INPUT ROWS
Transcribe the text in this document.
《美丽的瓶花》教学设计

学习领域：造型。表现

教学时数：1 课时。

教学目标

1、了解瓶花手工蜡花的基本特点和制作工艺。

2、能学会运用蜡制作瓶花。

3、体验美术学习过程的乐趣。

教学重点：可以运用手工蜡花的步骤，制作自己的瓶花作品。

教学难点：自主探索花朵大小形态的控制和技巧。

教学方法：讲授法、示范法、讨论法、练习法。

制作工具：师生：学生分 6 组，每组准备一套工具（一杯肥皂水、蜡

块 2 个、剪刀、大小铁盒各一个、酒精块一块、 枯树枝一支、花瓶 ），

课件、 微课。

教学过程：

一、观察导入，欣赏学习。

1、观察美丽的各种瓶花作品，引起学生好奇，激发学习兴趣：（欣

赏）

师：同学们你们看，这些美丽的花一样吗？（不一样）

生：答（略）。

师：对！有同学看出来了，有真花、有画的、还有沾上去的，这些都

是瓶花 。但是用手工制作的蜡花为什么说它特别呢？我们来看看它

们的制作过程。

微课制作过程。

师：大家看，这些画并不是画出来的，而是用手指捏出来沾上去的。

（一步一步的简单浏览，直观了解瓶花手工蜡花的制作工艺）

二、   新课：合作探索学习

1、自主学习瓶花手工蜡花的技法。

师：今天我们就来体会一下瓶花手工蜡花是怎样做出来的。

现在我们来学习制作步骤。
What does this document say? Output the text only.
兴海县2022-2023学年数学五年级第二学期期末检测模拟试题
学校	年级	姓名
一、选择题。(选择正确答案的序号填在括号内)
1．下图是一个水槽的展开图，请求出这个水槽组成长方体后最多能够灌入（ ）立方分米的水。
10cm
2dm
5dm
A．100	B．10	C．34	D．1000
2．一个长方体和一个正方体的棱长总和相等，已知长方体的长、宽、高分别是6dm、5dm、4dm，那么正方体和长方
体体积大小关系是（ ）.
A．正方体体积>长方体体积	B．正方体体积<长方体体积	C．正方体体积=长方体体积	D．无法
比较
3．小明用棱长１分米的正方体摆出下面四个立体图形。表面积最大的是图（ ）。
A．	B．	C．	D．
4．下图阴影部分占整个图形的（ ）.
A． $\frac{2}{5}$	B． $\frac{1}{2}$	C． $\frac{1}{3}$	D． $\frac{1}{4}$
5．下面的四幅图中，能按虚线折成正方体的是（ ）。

TASK DIRECTIONS
Answer with one number only: how many lines above contain the word "text".

OUTPUT OF THE TASK
2